> _To do_:
Write each line out exactly, leaving none out.

> _Items_:
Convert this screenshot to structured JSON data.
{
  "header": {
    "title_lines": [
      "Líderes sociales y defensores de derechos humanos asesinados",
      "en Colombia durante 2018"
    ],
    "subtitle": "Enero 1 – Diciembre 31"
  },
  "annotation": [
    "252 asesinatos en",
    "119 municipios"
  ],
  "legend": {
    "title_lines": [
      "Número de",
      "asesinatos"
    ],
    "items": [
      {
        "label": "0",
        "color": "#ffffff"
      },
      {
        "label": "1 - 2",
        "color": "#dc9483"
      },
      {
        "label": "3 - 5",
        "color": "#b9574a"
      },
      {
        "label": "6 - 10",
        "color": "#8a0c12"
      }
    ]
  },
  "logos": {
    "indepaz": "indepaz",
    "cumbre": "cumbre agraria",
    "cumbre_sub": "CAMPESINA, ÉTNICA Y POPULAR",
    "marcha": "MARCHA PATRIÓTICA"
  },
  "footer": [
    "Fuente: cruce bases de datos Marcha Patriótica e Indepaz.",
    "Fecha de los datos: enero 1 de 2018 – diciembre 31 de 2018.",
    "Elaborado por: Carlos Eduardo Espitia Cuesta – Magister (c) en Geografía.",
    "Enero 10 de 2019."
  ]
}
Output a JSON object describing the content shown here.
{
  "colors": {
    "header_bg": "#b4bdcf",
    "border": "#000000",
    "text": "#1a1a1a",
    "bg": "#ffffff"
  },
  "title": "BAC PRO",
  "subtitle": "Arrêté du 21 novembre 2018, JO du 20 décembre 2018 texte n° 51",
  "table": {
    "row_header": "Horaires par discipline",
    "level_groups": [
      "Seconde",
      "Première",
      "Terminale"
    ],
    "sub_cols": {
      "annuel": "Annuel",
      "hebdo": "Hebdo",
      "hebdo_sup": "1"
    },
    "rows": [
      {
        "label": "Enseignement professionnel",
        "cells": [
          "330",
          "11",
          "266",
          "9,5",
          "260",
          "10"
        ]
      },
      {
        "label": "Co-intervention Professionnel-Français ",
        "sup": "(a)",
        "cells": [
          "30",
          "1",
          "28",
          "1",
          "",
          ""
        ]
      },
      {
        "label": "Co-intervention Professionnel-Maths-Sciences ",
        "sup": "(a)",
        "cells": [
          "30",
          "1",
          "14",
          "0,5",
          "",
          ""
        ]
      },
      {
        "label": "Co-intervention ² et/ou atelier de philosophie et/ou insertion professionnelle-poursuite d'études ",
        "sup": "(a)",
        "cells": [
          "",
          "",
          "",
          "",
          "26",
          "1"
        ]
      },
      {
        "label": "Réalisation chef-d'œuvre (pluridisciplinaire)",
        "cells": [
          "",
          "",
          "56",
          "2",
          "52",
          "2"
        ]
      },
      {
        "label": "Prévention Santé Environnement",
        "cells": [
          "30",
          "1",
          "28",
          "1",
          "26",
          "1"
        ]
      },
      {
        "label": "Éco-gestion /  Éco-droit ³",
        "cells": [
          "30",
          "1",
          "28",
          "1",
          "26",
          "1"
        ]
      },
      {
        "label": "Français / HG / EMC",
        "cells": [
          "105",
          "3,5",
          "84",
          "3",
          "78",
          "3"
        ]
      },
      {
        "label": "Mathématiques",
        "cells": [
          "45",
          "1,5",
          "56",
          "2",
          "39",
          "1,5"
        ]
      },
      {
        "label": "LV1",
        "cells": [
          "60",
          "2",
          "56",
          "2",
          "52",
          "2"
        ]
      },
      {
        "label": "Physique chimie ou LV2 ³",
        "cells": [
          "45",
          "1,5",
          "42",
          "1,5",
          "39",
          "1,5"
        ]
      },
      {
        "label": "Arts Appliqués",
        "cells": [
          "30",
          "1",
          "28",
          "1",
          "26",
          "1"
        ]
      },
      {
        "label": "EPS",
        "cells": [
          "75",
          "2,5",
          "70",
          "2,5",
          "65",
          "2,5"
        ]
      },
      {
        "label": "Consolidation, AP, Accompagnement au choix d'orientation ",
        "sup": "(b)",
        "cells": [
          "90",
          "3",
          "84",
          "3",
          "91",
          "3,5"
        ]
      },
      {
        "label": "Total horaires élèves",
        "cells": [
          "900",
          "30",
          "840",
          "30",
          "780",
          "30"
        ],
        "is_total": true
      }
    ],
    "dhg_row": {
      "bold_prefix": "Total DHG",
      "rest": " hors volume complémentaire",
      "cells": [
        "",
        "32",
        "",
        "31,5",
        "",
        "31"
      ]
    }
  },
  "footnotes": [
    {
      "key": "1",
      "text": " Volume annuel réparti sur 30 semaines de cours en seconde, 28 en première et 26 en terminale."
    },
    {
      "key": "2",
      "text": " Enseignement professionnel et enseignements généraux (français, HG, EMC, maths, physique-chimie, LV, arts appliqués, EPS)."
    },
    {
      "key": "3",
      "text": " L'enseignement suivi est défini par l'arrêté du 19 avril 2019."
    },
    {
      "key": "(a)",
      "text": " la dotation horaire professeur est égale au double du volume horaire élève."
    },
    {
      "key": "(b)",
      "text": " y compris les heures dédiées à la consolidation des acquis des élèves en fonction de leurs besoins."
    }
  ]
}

> _Output for this exercise_:
Convert this screenshot to structured JSON data.
{
  "header": {
    "title_lines": [
      "Líderes sociales y defensores de derechos humanos asesinados",
      "en Colombia durante 2018"
    ],
    "subtitle": "Enero 1 – Diciembre 31"
  },
  "annotation": [
    "252 asesinatos en",
    "119 municipios"
  ],
  "legend": {
    "title_lines": [
      "Número de",
      "asesinatos"
    ],
    "items": [
      {
        "label": "0",
        "color": "#ffffff"
      },
      {
        "label": "1 - 2",
        "color": "#dc9483"
      },
      {
        "label": "3 - 5",
        "color": "#b9574a"
      },
      {
        "label": "6 - 10",
        "color": "#8a0c12"
      }
    ]
  },
  "logos": {
    "indepaz": "indepaz",
    "cumbre": "cumbre agraria",
    "cumbre_sub": "CAMPESINA, ÉTNICA Y POPULAR",
    "marcha": "MARCHA PATRIÓTICA"
  },
  "footer": [
    "Fuente: cruce bases de datos Marcha Patriótica e Indepaz.",
    "Fecha de los datos: enero 1 de 2018 – diciembre 31 de 2018.",
    "Elaborado por: Carlos Eduardo Espitia Cuesta – Magister (c) en Geografía.",
    "Enero 10 de 2019."
  ]
}
Output a JSON object describing the content shown here.
{
  "colors": {
    "header_bg": "#b4bdcf",
    "border": "#000000",
    "text": "#1a1a1a",
    "bg": "#ffffff"
  },
  "title": "BAC PRO",
  "subtitle": "Arrêté du 21 novembre 2018, JO du 20 décembre 2018 texte n° 51",
  "table": {
    "row_header": "Horaires par discipline",
    "level_groups": [
      "Seconde",
      "Première",
      "Terminale"
    ],
    "sub_cols": {
      "annuel": "Annuel",
      "hebdo": "Hebdo",
      "hebdo_sup": "1"
    },
    "rows": [
      {
        "label": "Enseignement professionnel",
        "cells": [
          "330",
          "11",
          "266",
          "9,5",
          "260",
          "10"
        ]
      },
      {
        "label": "Co-intervention Professionnel-Français ",
        "sup": "(a)",
        "cells": [
          "30",
          "1",
          "28",
          "1",
          "",
          ""
        ]
      },
      {
        "label": "Co-intervention Professionnel-Maths-Sciences ",
        "sup": "(a)",
        "cells": [
          "30",
          "1",
          "14",
          "0,5",
          "",
          ""
        ]
      },
      {
        "label": "Co-intervention ² et/ou atelier de philosophie et/ou insertion professionnelle-poursuite d'études ",
        "sup": "(a)",
        "cells": [
          "",
          "",
          "",
          "",
          "26",
          "1"
        ]
      },
      {
        "label": "Réalisation chef-d'œuvre (pluridisciplinaire)",
        "cells": [
          "",
          "",
          "56",
          "2",
          "52",
          "2"
        ]
      },
      {
        "label": "Prévention Santé Environnement",
        "cells": [
          "30",
          "1",
          "28",
          "1",
          "26",
          "1"
        ]
      },
      {
        "label": "Éco-gestion /  Éco-droit ³",
        "cells": [
          "30",
          "1",
          "28",
          "1",
          "26",
          "1"
        ]
      },
      {
        "label": "Français / HG / EMC",
        "cells": [
          "105",
          "3,5",
          "84",
          "3",
          "78",
          "3"
        ]
      },
      {
        "label": "Mathématiques",
        "cells": [
          "45",
          "1,5",
          "56",
          "2",
          "39",
          "1,5"
        ]
      },
      {
        "label": "LV1",
        "cells": [
          "60",
          "2",
          "56",
          "2",
          "52",
          "2"
        ]
      },
      {
        "label": "Physique chimie ou LV2 ³",
        "cells": [
          "45",
          "1,5",
          "42",
          "1,5",
          "39",
          "1,5"
        ]
      },
      {
        "label": "Arts Appliqués",
        "cells": [
          "30",
          "1",
          "28",
          "1",
          "26",
          "1"
        ]
      },
      {
        "label": "EPS",
        "cells": [
          "75",
          "2,5",
          "70",
          "2,5",
          "65",
          "2,5"
        ]
      },
      {
        "label": "Consolidation, AP, Accompagnement au choix d'orientation ",
        "sup": "(b)",
        "cells": [
          "90",
          "3",
          "84",
          "3",
          "91",
          "3,5"
        ]
      },
      {
        "label": "Total horaires élèves",
        "cells": [
          "900",
          "30",
          "840",
          "30",
          "780",
          "30"
        ],
        "is_total": true
      }
    ],
    "dhg_row": {
      "bold_prefix": "Total DHG",
      "rest": " hors volume complémentaire",
      "cells": [
        "",
        "32",
        "",
        "31,5",
        "",
        "31"
      ]
    }
  },
  "footnotes": [
    {
      "key": "1",
      "text": " Volume annuel réparti sur 30 semaines de cours en seconde, 28 en première et 26 en terminale."
    },
    {
      "key": "2",
      "text": " Enseignement professionnel et enseignements généraux (français, HG, EMC, maths, physique-chimie, LV, arts appliqués, EPS)."
    },
    {
      "key": "3",
      "text": " L'enseignement suivi est défini par l'arrêté du 19 avril 2019."
    },
    {
      "key": "(a)",
      "text": " la dotation horaire professeur est égale au double du volume horaire élève."
    },
    {
      "key": "(b)",
      "text": " y compris les heures dédiées à la consolidation des acquis des élèves en fonction de leurs besoins."
    }
  ]
}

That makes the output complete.